#### [Task instructions]
Identify each line below containing the string "Behavior" and copy those lines in full.

#### [Records for the task]
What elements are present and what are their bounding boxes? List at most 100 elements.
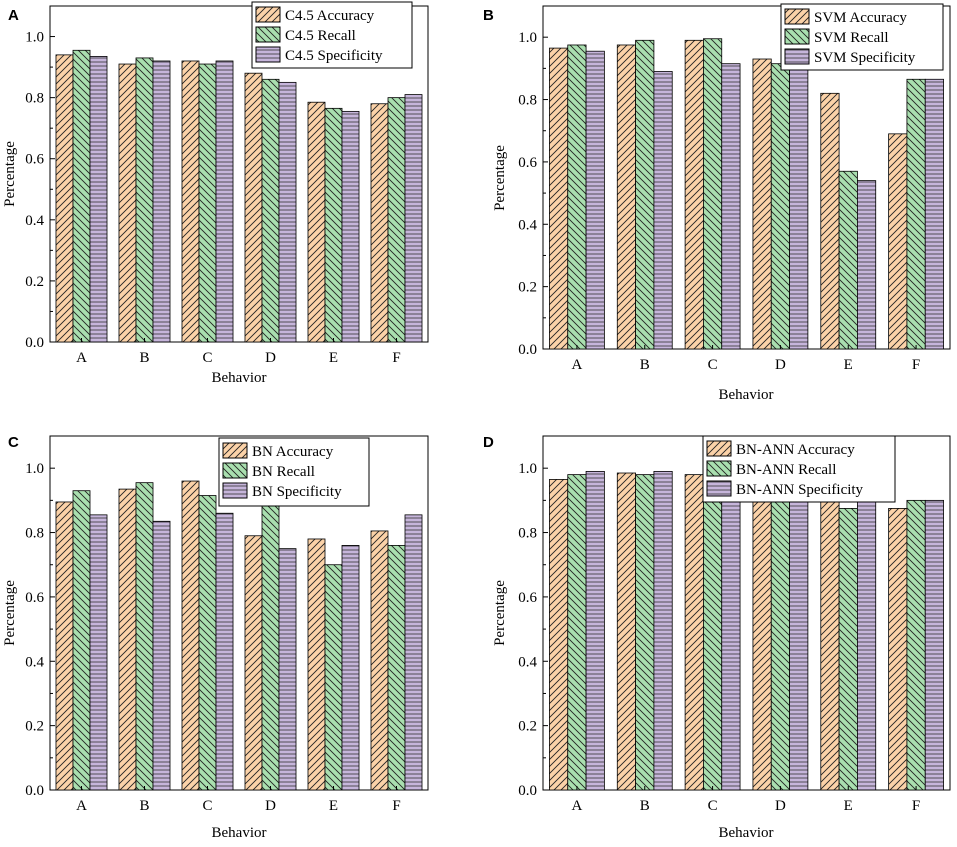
- x-axis-label: Behavior: [719, 825, 774, 841]
- x-tick-label: C: [202, 350, 212, 366]
- bar-specificity-f: [924, 499, 944, 791]
- legend-label: C4.5 Specificity: [285, 48, 383, 64]
- bar-recall-e: [324, 564, 343, 791]
- y-tick-label: 0.8: [25, 91, 44, 107]
- x-tick-label: C: [708, 798, 718, 814]
- y-tick-label: 0.0: [518, 342, 537, 358]
- chart-panel-b: B 0.0 0.2 0.4 0.6 0.8 1.0 A B C D E F Behavior Per…: [483, 3, 951, 403]
- y-tick-label: 0.8: [518, 526, 537, 542]
- plot-frame: [49, 5, 429, 343]
- bar-accuracy-c: [181, 480, 200, 791]
- bar-accuracy-b: [616, 472, 637, 791]
- bar-recall-b: [635, 39, 655, 350]
- x-tick-label: C: [202, 798, 212, 814]
- bar-accuracy-b: [118, 63, 137, 343]
- y-tick-label: 0.4: [25, 654, 44, 670]
- legend: BN-ANN Accuracy BN-ANN Recall BN-ANN Spe…: [702, 435, 896, 503]
- legend-entry: BN Specificity: [222, 482, 342, 500]
- panel-letter: C: [8, 434, 19, 451]
- legend-label: C4.5 Accuracy: [285, 8, 375, 24]
- x-tick-label: A: [76, 350, 87, 366]
- legend-label: BN-ANN Specificity: [736, 482, 864, 498]
- x-tick-label: F: [912, 798, 920, 814]
- y-tick-label: 0.4: [518, 654, 537, 670]
- bar-recall-e: [324, 107, 343, 343]
- bar-accuracy-e: [820, 92, 840, 350]
- y-tick-label: 0.2: [25, 719, 44, 735]
- legend-entry: C4.5 Recall: [255, 26, 356, 44]
- bar-recall-a: [567, 474, 587, 791]
- y-axis: 0.0 0.2 0.4 0.6 0.8 1.0: [518, 461, 548, 799]
- y-tick-label: 1.0: [518, 461, 537, 477]
- plot-frame: [542, 5, 951, 350]
- y-tick-label: 0.0: [25, 335, 44, 351]
- legend-entry: C4.5 Accuracy: [255, 6, 375, 24]
- x-tick-label: D: [775, 357, 786, 373]
- legend-swatch-specificity: [255, 46, 281, 63]
- bar-accuracy-d: [244, 72, 263, 343]
- y-tick-label: 0.4: [25, 213, 44, 229]
- legend-label: BN Accuracy: [252, 444, 334, 460]
- bar-specificity-b: [152, 520, 171, 791]
- bar-group: [549, 38, 944, 350]
- bar-specificity-c: [215, 60, 234, 343]
- bar-specificity-e: [857, 180, 877, 350]
- bar-specificity-f: [404, 514, 423, 791]
- x-tick-label: A: [76, 798, 87, 814]
- x-tick-label: D: [265, 350, 276, 366]
- bar-specificity-e: [341, 545, 360, 791]
- bar-specificity-e: [341, 110, 360, 343]
- legend-entry: BN-ANN Specificity: [706, 480, 864, 498]
- legend-swatch-accuracy: [784, 8, 810, 25]
- y-tick-label: 1.0: [25, 461, 44, 477]
- y-axis-label: Percentage: [2, 580, 18, 646]
- bar-specificity-c: [721, 470, 741, 791]
- x-tick-label: F: [912, 357, 920, 373]
- y-axis-label: Percentage: [492, 145, 508, 211]
- bar-accuracy-f: [888, 508, 908, 791]
- x-tick-label: F: [392, 350, 400, 366]
- bar-accuracy-d: [244, 535, 263, 791]
- legend-entry: BN-ANN Recall: [706, 460, 836, 478]
- bar-accuracy-a: [55, 54, 74, 343]
- bar-accuracy-f: [888, 133, 908, 350]
- y-tick-label: 1.0: [518, 30, 537, 46]
- bar-specificity-b: [653, 470, 673, 791]
- bar-specificity-d: [278, 548, 297, 791]
- bar-accuracy-f: [370, 103, 389, 343]
- legend-swatch-accuracy: [706, 440, 732, 457]
- bar-accuracy-b: [616, 44, 637, 350]
- bar-accuracy-c: [181, 60, 200, 343]
- x-tick-label: B: [640, 357, 650, 373]
- y-tick-label: 0.2: [518, 280, 537, 296]
- legend-entry: BN-ANN Accuracy: [706, 440, 855, 458]
- bar-specificity-a: [89, 56, 108, 343]
- bar-recall-d: [261, 485, 280, 791]
- x-tick-label: E: [844, 357, 853, 373]
- bar-accuracy-a: [549, 47, 569, 350]
- bar-recall-a: [72, 490, 91, 791]
- y-tick-label: 0.6: [518, 155, 537, 171]
- x-tick-label: B: [139, 350, 149, 366]
- bar-recall-b: [135, 57, 154, 343]
- legend-swatch-accuracy: [255, 6, 281, 23]
- bar-recall-d: [261, 78, 280, 343]
- legend: SVM Accuracy SVM Recall SVM Specificity: [780, 3, 944, 71]
- bar-accuracy-c: [684, 474, 704, 791]
- bar-accuracy-e: [820, 498, 840, 791]
- legend-label: BN-ANN Recall: [736, 462, 836, 478]
- bar-recall-b: [635, 474, 655, 791]
- legend-entry: BN Recall: [222, 462, 315, 480]
- bar-recall-e: [838, 170, 858, 350]
- legend-swatch-specificity: [222, 482, 248, 499]
- y-axis: 0.0 0.2 0.4 0.6 0.8 1.0: [25, 461, 55, 799]
- y-axis: 0.0 0.2 0.4 0.6 0.8 1.0: [25, 30, 55, 351]
- y-axis-label: Percentage: [2, 141, 18, 207]
- bar-specificity-a: [585, 50, 605, 350]
- y-tick-label: 1.0: [25, 30, 44, 46]
- x-tick-label: E: [329, 350, 338, 366]
- bar-recall-c: [703, 38, 723, 350]
- bar-specificity-c: [721, 63, 741, 350]
- bar-specificity-a: [89, 514, 108, 791]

#### [Response below]
- x-axis-label: Behavior: [719, 825, 774, 841]
- chart-panel-b: B 0.0 0.2 0.4 0.6 0.8 1.0 A B C D E F Behavior Per…: [483, 3, 951, 403]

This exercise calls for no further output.